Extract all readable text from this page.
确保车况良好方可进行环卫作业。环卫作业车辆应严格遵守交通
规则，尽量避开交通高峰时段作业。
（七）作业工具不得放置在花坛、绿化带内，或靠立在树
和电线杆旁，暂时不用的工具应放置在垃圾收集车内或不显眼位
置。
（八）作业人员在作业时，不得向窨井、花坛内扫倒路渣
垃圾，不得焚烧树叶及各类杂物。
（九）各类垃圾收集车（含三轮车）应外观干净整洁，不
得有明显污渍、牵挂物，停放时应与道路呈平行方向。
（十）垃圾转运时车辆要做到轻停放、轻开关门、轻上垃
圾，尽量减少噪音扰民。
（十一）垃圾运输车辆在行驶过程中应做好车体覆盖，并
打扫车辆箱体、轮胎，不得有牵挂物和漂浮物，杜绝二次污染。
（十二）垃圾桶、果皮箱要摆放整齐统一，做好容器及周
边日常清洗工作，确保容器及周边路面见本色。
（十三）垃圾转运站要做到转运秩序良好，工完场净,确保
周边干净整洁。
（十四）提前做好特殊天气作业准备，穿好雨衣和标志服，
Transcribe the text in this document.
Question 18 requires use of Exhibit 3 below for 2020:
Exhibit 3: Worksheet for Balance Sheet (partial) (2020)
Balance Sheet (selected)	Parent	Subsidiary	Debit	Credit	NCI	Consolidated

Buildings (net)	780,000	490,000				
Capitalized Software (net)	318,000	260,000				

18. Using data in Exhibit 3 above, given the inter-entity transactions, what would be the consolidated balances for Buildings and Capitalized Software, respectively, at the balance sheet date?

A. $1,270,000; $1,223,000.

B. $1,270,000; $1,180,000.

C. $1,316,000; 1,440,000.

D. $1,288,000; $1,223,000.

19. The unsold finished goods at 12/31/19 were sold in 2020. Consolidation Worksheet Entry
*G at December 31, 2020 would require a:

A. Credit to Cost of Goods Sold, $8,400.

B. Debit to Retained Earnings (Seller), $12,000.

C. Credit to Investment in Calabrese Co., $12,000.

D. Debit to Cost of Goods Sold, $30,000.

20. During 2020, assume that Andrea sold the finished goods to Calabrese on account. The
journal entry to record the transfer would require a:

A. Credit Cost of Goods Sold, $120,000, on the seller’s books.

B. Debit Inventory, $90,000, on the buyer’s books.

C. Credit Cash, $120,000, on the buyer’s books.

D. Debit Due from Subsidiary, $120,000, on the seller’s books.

» **THE REQUEST**
Read the entries and show each line that mentions "from".

» **TASK ANSWER**
Extract all readable text from this page.
D. Debit Due from Subsidiary, $120,000, on the seller’s books.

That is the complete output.